Copy out the listing that follows, exact in every word, and skip the images.
==== Raw data
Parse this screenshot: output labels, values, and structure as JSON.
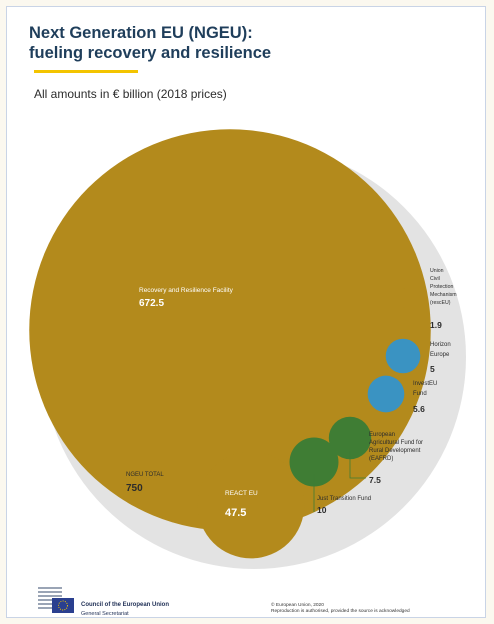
{
  "header": {
    "title_line1": "Next Generation EU (NGEU):",
    "title_line2": "fueling recovery and resilience",
    "subtitle": "All amounts in € billion (2018 prices)"
  },
  "chart_data": {
    "type": "bubble",
    "total": {
      "label": "NGEU TOTAL",
      "value": 750,
      "value_text": "750"
    },
    "items": [
      {
        "label_lines": [
          "Recovery and Resilience Facility"
        ],
        "value": 672.5,
        "value_text": "672.5",
        "color": "#b38a1c"
      },
      {
        "label_lines": [
          "REACT EU"
        ],
        "value": 47.5,
        "value_text": "47.5",
        "color": "#b38a1c"
      },
      {
        "label_lines": [
          "Just Transition Fund"
        ],
        "value": 10,
        "value_text": "10",
        "color": "#3f7d34"
      },
      {
        "label_lines": [
          "European",
          "Agricultural Fund for",
          "Rural Development",
          "(EAFRD)"
        ],
        "value": 7.5,
        "value_text": "7.5",
        "color": "#3f7d34"
      },
      {
        "label_lines": [
          "InvestEU",
          "Fund"
        ],
        "value": 5.6,
        "value_text": "5.6",
        "color": "#3a93c2"
      },
      {
        "label_lines": [
          "Horizon",
          "Europe"
        ],
        "value": 5,
        "value_text": "5",
        "color": "#3a93c2"
      },
      {
        "label_lines": [
          "Union",
          "Civil",
          "Protection",
          "Mechanism",
          "(rescEU)"
        ],
        "value": 1.9,
        "value_text": "1.9",
        "color": "#b38a1c"
      }
    ],
    "colors": {
      "outer": "#e3e3e3",
      "gold": "#b38a1c",
      "green": "#3f7d34",
      "blue": "#3a93c2"
    }
  },
  "footer": {
    "org_name": "Council of the European Union",
    "org_sub": "General Secretariat",
    "copyright_line1": "© European Union, 2020",
    "copyright_line2": "Reproduction is authorised, provided the source is acknowledged"
  }
}
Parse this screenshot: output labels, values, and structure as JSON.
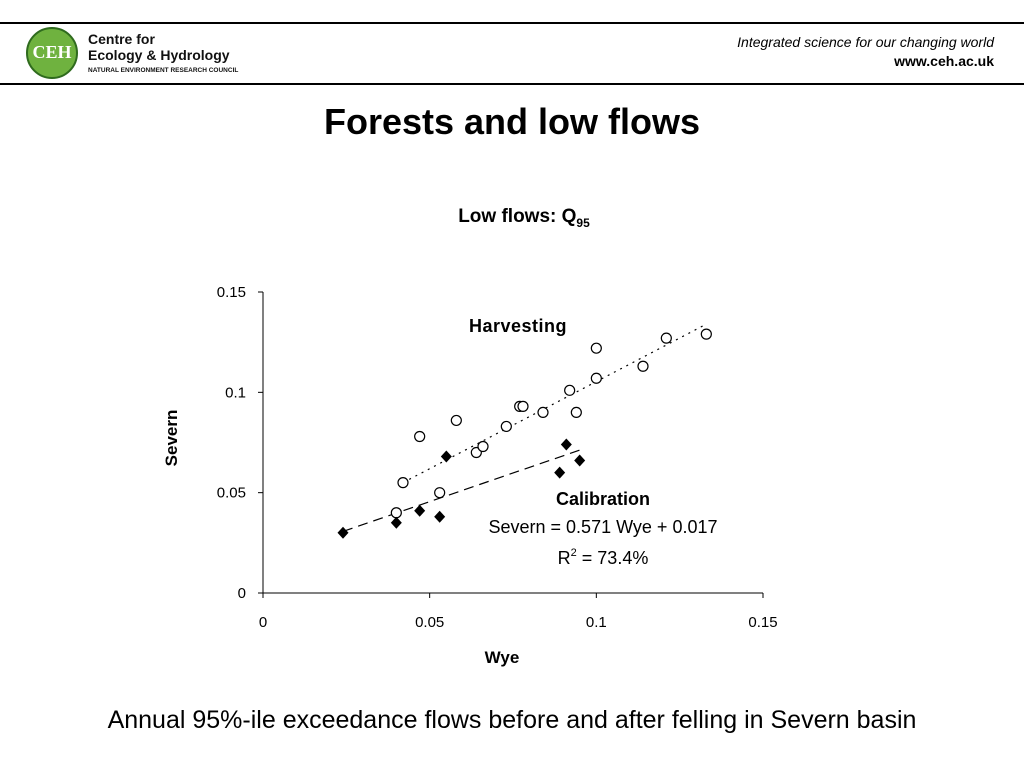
{
  "header": {
    "logo": {
      "initials": "CEH",
      "line1": "Centre for",
      "line2": "Ecology & Hydrology",
      "line3": "NATURAL ENVIRONMENT RESEARCH COUNCIL"
    },
    "tagline": "Integrated science for our changing world",
    "url": "www.ceh.ac.uk"
  },
  "page_title": "Forests and low flows",
  "caption": "Annual 95%-ile exceedance flows before and after felling in Severn basin",
  "chart_data": {
    "type": "scatter",
    "title": "Low flows: Q",
    "title_subscript": "95",
    "xlabel": "Wye",
    "ylabel": "Severn",
    "xlim": [
      0,
      0.15
    ],
    "ylim": [
      0,
      0.15
    ],
    "xticks": [
      "0",
      "0.05",
      "0.1",
      "0.15"
    ],
    "yticks": [
      "0",
      "0.05",
      "0.1",
      "0.15"
    ],
    "grid": false,
    "series": [
      {
        "name": "Harvesting",
        "marker": "open-circle",
        "color": "#000000",
        "points": [
          [
            0.04,
            0.04
          ],
          [
            0.042,
            0.055
          ],
          [
            0.047,
            0.078
          ],
          [
            0.053,
            0.05
          ],
          [
            0.058,
            0.086
          ],
          [
            0.064,
            0.07
          ],
          [
            0.066,
            0.073
          ],
          [
            0.073,
            0.083
          ],
          [
            0.077,
            0.093
          ],
          [
            0.078,
            0.093
          ],
          [
            0.084,
            0.09
          ],
          [
            0.092,
            0.101
          ],
          [
            0.094,
            0.09
          ],
          [
            0.1,
            0.122
          ],
          [
            0.1,
            0.107
          ],
          [
            0.114,
            0.113
          ],
          [
            0.121,
            0.127
          ],
          [
            0.133,
            0.129
          ]
        ],
        "trendline": {
          "style": "dotted",
          "from": [
            0.042,
            0.055
          ],
          "to": [
            0.133,
            0.134
          ]
        }
      },
      {
        "name": "Calibration",
        "marker": "filled-diamond",
        "color": "#000000",
        "points": [
          [
            0.024,
            0.03
          ],
          [
            0.04,
            0.035
          ],
          [
            0.047,
            0.041
          ],
          [
            0.053,
            0.038
          ],
          [
            0.055,
            0.068
          ],
          [
            0.089,
            0.06
          ],
          [
            0.091,
            0.074
          ],
          [
            0.095,
            0.066
          ]
        ],
        "trendline": {
          "style": "dashed",
          "from": [
            0.024,
            0.0307
          ],
          "to": [
            0.095,
            0.0712
          ]
        }
      }
    ],
    "annotations": {
      "harvesting_label": "Harvesting",
      "calibration_label": "Calibration",
      "equation": "Severn = 0.571 Wye + 0.017",
      "r2_prefix": "R",
      "r2_sup": "2",
      "r2_suffix": " = 73.4%"
    }
  }
}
========
_Correct output_.
Parse this screenshot: output labels, values, and structure as JSON.
{
  "header": {
    "title_line1": "Next Generation EU (NGEU):",
    "title_line2": "fueling recovery and resilience",
    "subtitle": "All amounts in € billion (2018 prices)"
  },
  "chart_data": {
    "type": "bubble",
    "total": {
      "label": "NGEU TOTAL",
      "value": 750,
      "value_text": "750"
    },
    "items": [
      {
        "label_lines": [
          "Recovery and Resilience Facility"
        ],
        "value": 672.5,
        "value_text": "672.5",
        "color": "#b38a1c"
      },
      {
        "label_lines": [
          "REACT EU"
        ],
        "value": 47.5,
        "value_text": "47.5",
        "color": "#b38a1c"
      },
      {
        "label_lines": [
          "Just Transition Fund"
        ],
        "value": 10,
        "value_text": "10",
        "color": "#3f7d34"
      },
      {
        "label_lines": [
          "European",
          "Agricultural Fund for",
          "Rural Development",
          "(EAFRD)"
        ],
        "value": 7.5,
        "value_text": "7.5",
        "color": "#3f7d34"
      },
      {
        "label_lines": [
          "InvestEU",
          "Fund"
        ],
        "value": 5.6,
        "value_text": "5.6",
        "color": "#3a93c2"
      },
      {
        "label_lines": [
          "Horizon",
          "Europe"
        ],
        "value": 5,
        "value_text": "5",
        "color": "#3a93c2"
      },
      {
        "label_lines": [
          "Union",
          "Civil",
          "Protection",
          "Mechanism",
          "(rescEU)"
        ],
        "value": 1.9,
        "value_text": "1.9",
        "color": "#b38a1c"
      }
    ],
    "colors": {
      "outer": "#e3e3e3",
      "gold": "#b38a1c",
      "green": "#3f7d34",
      "blue": "#3a93c2"
    }
  },
  "footer": {
    "org_name": "Council of the European Union",
    "org_sub": "General Secretariat",
    "copyright_line1": "© European Union, 2020",
    "copyright_line2": "Reproduction is authorised, provided the source is acknowledged"
  }
}
Parse this screenshot: output labels, values, and structure as JSON.
{
  "header": {
    "logo": {
      "initials": "CEH",
      "line1": "Centre for",
      "line2": "Ecology & Hydrology",
      "line3": "NATURAL ENVIRONMENT RESEARCH COUNCIL"
    },
    "tagline": "Integrated science for our changing world",
    "url": "www.ceh.ac.uk"
  },
  "page_title": "Forests and low flows",
  "caption": "Annual 95%-ile exceedance flows before and after felling in Severn basin",
  "chart_data": {
    "type": "scatter",
    "title": "Low flows: Q",
    "title_subscript": "95",
    "xlabel": "Wye",
    "ylabel": "Severn",
    "xlim": [
      0,
      0.15
    ],
    "ylim": [
      0,
      0.15
    ],
    "xticks": [
      "0",
      "0.05",
      "0.1",
      "0.15"
    ],
    "yticks": [
      "0",
      "0.05",
      "0.1",
      "0.15"
    ],
    "grid": false,
    "series": [
      {
        "name": "Harvesting",
        "marker": "open-circle",
        "color": "#000000",
        "points": [
          [
            0.04,
            0.04
          ],
          [
            0.042,
            0.055
          ],
          [
            0.047,
            0.078
          ],
          [
            0.053,
            0.05
          ],
          [
            0.058,
            0.086
          ],
          [
            0.064,
            0.07
          ],
          [
            0.066,
            0.073
          ],
          [
            0.073,
            0.083
          ],
          [
            0.077,
            0.093
          ],
          [
            0.078,
            0.093
          ],
          [
            0.084,
            0.09
          ],
          [
            0.092,
            0.101
          ],
          [
            0.094,
            0.09
          ],
          [
            0.1,
            0.122
          ],
          [
            0.1,
            0.107
          ],
          [
            0.114,
            0.113
          ],
          [
            0.121,
            0.127
          ],
          [
            0.133,
            0.129
          ]
        ],
        "trendline": {
          "style": "dotted",
          "from": [
            0.042,
            0.055
          ],
          "to": [
            0.133,
            0.134
          ]
        }
      },
      {
        "name": "Calibration",
        "marker": "filled-diamond",
        "color": "#000000",
        "points": [
          [
            0.024,
            0.03
          ],
          [
            0.04,
            0.035
          ],
          [
            0.047,
            0.041
          ],
          [
            0.053,
            0.038
          ],
          [
            0.055,
            0.068
          ],
          [
            0.089,
            0.06
          ],
          [
            0.091,
            0.074
          ],
          [
            0.095,
            0.066
          ]
        ],
        "trendline": {
          "style": "dashed",
          "from": [
            0.024,
            0.0307
          ],
          "to": [
            0.095,
            0.0712
          ]
        }
      }
    ],
    "annotations": {
      "harvesting_label": "Harvesting",
      "calibration_label": "Calibration",
      "equation": "Severn = 0.571 Wye + 0.017",
      "r2_prefix": "R",
      "r2_sup": "2",
      "r2_suffix": " = 73.4%"
    }
  }
}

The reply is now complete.